◆ STATED TASK
Put the stretch of the listing below, from the line containing "safety-message: Follows all" through the line containing "delivery-time: 35 min", into a Markdown table with the columns No. and Entry. Number each row and omit any blank lines.

◆ Saved entries
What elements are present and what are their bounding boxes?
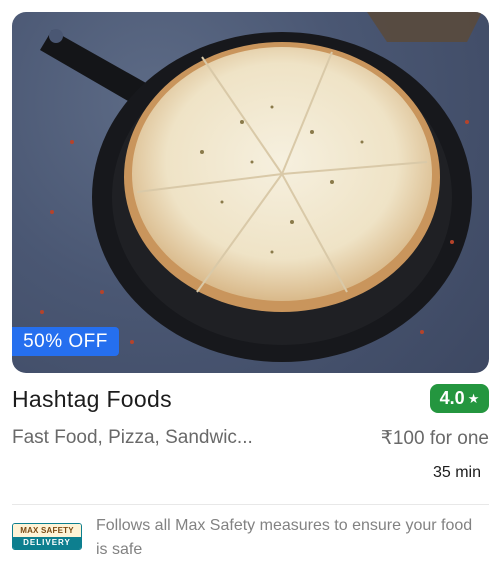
safety-message: Follows all Max Safety measures to ensur… <box>96 517 473 558</box>
safety-logo-bottom: DELIVERY <box>13 536 81 549</box>
max-safety-logo: MAX SAFETY DELIVERY <box>12 523 82 550</box>
star-icon: ★ <box>467 390 480 406</box>
rating-badge: 4.0 ★ <box>430 384 489 413</box>
restaurant-photo[interactable] <box>12 12 489 373</box>
pizza-image <box>40 12 482 362</box>
rating-value: 4.0 <box>439 388 465 408</box>
divider <box>12 504 489 505</box>
cuisine-list: Fast Food, Pizza, Sandwic... <box>12 427 253 448</box>
delivery-time: 35 min <box>432 464 481 481</box>
price-for-one: ₹100 for one <box>380 428 489 449</box>
restaurant-name[interactable]: Hashtag Foods <box>12 386 172 413</box>
restaurant-card[interactable]: 50% OFF Hashtag Foods 4.0 ★ Fast Food, P… <box>0 0 500 575</box>
discount-badge: 50% OFF <box>12 327 119 356</box>
safety-logo-top: MAX SAFETY <box>13 524 81 537</box>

◆ EXERCISE ANSWER
| No. | Entry |
|---|---|
| 1 | safety-message: Follows all Max Safety measures to ensur… <box>96 517 473 558</box> |
| 2 | safety-logo-bottom: DELIVERY <box>13 536 81 549</box> |
| 3 | max-safety-logo: MAX SAFETY DELIVERY <box>12 523 82 550</box> |
| 4 | star-icon: ★ <box>467 390 480 406</box> |
| 5 | rating-badge: 4.0 ★ <box>430 384 489 413</box> |
| 6 | restaurant-photo[interactable] <box>12 12 489 373</box> |
| 7 | pizza-image <box>40 12 482 362</box> |
| 8 | rating-value: 4.0 <box>439 388 465 408</box> |
| 9 | divider <box>12 504 489 505</box> |
| 10 | cuisine-list: Fast Food, Pizza, Sandwic... <box>12 427 253 448</box> |
| 11 | delivery-time: 35 min <box>432 464 481 481</box> |